-- start of PROVIDED MATERIAL --
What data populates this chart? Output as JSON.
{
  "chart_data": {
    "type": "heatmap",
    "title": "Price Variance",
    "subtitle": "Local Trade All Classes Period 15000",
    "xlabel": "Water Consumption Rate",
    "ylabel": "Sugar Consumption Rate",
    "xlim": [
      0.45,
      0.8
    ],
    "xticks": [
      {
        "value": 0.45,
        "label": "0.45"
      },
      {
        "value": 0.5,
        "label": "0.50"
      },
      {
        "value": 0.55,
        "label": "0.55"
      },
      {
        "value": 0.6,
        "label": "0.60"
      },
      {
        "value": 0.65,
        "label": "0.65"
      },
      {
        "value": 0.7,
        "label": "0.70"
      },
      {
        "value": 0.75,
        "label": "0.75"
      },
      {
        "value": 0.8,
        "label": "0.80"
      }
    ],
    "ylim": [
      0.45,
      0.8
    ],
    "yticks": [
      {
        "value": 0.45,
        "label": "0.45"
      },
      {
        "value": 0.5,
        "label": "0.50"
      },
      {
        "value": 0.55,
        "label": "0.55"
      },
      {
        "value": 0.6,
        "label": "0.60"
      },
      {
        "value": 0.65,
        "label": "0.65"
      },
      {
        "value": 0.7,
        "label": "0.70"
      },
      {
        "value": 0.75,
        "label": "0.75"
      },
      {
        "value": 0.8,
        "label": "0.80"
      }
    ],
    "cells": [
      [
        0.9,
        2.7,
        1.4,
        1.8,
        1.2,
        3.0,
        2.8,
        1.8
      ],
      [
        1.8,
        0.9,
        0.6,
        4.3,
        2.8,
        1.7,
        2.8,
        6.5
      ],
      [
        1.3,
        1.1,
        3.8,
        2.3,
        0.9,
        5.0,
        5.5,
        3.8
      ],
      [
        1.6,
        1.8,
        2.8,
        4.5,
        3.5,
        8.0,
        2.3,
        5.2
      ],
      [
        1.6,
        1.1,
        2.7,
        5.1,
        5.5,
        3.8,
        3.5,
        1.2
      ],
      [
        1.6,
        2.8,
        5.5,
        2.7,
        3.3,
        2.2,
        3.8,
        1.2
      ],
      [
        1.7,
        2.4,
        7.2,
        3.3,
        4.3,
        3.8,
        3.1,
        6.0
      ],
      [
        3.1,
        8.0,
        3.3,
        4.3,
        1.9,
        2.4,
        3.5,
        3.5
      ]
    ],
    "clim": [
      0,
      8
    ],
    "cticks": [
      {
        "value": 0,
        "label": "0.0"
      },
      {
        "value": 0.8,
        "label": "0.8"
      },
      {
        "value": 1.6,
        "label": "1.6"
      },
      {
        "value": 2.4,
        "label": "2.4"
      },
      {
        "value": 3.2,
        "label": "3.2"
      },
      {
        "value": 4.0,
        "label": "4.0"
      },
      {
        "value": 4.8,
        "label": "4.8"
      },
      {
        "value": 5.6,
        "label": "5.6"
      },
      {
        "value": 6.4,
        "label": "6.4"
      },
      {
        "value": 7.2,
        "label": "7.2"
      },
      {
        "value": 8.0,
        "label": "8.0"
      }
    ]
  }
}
-- end of PROVIDED MATERIAL --
▶ BRIEF
Repeat the data above exactly.

▶ EXERCISE RESPONSE
What data populates this chart? Output as JSON.
{
  "chart_data": {
    "type": "heatmap",
    "title": "Price Variance",
    "subtitle": "Local Trade All Classes Period 15000",
    "xlabel": "Water Consumption Rate",
    "ylabel": "Sugar Consumption Rate",
    "xlim": [
      0.45,
      0.8
    ],
    "xticks": [
      {
        "value": 0.45,
        "label": "0.45"
      },
      {
        "value": 0.5,
        "label": "0.50"
      },
      {
        "value": 0.55,
        "label": "0.55"
      },
      {
        "value": 0.6,
        "label": "0.60"
      },
      {
        "value": 0.65,
        "label": "0.65"
      },
      {
        "value": 0.7,
        "label": "0.70"
      },
      {
        "value": 0.75,
        "label": "0.75"
      },
      {
        "value": 0.8,
        "label": "0.80"
      }
    ],
    "ylim": [
      0.45,
      0.8
    ],
    "yticks": [
      {
        "value": 0.45,
        "label": "0.45"
      },
      {
        "value": 0.5,
        "label": "0.50"
      },
      {
        "value": 0.55,
        "label": "0.55"
      },
      {
        "value": 0.6,
        "label": "0.60"
      },
      {
        "value": 0.65,
        "label": "0.65"
      },
      {
        "value": 0.7,
        "label": "0.70"
      },
      {
        "value": 0.75,
        "label": "0.75"
      },
      {
        "value": 0.8,
        "label": "0.80"
      }
    ],
    "cells": [
      [
        0.9,
        2.7,
        1.4,
        1.8,
        1.2,
        3.0,
        2.8,
        1.8
      ],
      [
        1.8,
        0.9,
        0.6,
        4.3,
        2.8,
        1.7,
        2.8,
        6.5
      ],
      [
        1.3,
        1.1,
        3.8,
        2.3,
        0.9,
        5.0,
        5.5,
        3.8
      ],
      [
        1.6,
        1.8,
        2.8,
        4.5,
        3.5,
        8.0,
        2.3,
        5.2
      ],
      [
        1.6,
        1.1,
        2.7,
        5.1,
        5.5,
        3.8,
        3.5,
        1.2
      ],
      [
        1.6,
        2.8,
        5.5,
        2.7,
        3.3,
        2.2,
        3.8,
        1.2
      ],
      [
        1.7,
        2.4,
        7.2,
        3.3,
        4.3,
        3.8,
        3.1,
        6.0
      ],
      [
        3.1,
        8.0,
        3.3,
        4.3,
        1.9,
        2.4,
        3.5,
        3.5
      ]
    ],
    "clim": [
      0,
      8
    ],
    "cticks": [
      {
        "value": 0,
        "label": "0.0"
      },
      {
        "value": 0.8,
        "label": "0.8"
      },
      {
        "value": 1.6,
        "label": "1.6"
      },
      {
        "value": 2.4,
        "label": "2.4"
      },
      {
        "value": 3.2,
        "label": "3.2"
      },
      {
        "value": 4.0,
        "label": "4.0"
      },
      {
        "value": 4.8,
        "label": "4.8"
      },
      {
        "value": 5.6,
        "label": "5.6"
      },
      {
        "value": 6.4,
        "label": "6.4"
      },
      {
        "value": 7.2,
        "label": "7.2"
      },
      {
        "value": 8.0,
        "label": "8.0"
      }
    ]
  }
}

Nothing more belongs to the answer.